━━━━━ Extracted records ━━━━━

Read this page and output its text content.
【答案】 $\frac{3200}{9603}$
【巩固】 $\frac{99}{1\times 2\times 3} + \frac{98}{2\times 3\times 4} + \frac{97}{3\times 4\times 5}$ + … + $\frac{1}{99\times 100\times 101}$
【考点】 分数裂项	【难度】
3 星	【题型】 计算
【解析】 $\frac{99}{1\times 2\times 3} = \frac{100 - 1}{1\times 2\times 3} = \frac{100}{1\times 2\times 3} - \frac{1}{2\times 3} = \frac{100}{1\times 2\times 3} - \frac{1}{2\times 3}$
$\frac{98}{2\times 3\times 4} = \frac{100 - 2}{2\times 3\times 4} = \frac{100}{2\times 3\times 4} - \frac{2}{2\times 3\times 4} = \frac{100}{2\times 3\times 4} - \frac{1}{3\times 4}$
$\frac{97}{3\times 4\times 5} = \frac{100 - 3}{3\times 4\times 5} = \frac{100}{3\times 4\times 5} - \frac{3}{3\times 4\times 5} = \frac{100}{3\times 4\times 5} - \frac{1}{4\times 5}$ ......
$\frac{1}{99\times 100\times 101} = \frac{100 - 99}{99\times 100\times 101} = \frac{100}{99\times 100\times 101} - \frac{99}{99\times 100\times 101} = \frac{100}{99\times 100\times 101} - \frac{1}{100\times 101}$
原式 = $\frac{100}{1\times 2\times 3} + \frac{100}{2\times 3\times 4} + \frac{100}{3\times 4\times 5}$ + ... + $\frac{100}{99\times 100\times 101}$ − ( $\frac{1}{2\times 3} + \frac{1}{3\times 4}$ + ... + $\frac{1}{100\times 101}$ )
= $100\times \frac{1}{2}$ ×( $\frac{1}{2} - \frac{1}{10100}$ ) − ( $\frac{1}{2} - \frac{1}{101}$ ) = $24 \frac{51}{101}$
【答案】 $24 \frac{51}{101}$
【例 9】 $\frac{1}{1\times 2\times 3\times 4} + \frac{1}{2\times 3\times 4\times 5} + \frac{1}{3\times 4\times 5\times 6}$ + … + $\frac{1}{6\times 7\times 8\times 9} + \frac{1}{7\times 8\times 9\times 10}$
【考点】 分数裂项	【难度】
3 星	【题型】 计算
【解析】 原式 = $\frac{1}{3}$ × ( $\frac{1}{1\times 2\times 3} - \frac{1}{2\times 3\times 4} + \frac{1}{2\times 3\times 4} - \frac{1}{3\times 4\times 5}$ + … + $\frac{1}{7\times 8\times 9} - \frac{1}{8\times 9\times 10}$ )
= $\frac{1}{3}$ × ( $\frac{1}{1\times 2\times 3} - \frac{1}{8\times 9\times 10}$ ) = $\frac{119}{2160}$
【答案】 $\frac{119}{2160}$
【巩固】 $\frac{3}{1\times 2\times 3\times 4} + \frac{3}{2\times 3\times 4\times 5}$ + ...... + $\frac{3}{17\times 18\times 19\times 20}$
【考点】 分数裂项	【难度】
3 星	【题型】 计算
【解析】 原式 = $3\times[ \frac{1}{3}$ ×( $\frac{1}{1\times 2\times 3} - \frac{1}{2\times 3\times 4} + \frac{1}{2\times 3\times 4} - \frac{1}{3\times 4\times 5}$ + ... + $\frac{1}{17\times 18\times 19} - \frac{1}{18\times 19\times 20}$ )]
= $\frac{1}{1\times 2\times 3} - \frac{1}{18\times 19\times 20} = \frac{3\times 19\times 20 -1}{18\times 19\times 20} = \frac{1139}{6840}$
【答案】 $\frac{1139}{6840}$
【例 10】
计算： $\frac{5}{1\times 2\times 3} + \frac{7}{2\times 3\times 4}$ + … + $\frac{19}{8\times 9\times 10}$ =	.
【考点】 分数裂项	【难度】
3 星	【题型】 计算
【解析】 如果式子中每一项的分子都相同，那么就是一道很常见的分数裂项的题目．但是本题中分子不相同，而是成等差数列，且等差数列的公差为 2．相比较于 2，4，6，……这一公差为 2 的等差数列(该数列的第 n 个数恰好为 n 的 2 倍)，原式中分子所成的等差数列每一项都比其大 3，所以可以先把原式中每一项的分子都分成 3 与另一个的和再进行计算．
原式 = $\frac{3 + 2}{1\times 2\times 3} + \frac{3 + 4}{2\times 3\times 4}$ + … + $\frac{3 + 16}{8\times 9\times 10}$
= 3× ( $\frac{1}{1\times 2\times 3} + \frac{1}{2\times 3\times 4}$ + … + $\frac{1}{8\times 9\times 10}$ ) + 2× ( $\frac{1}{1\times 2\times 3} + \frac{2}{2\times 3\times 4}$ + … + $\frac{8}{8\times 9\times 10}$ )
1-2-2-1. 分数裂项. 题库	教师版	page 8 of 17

━━━━━

◆ Exercise instructions
Copy out every line of the material above that mentions the word "page".

◆ Final answer
Read this page and output its text content.
1-2-2-1. 分数裂项. 题库	教师版	page 8 of 17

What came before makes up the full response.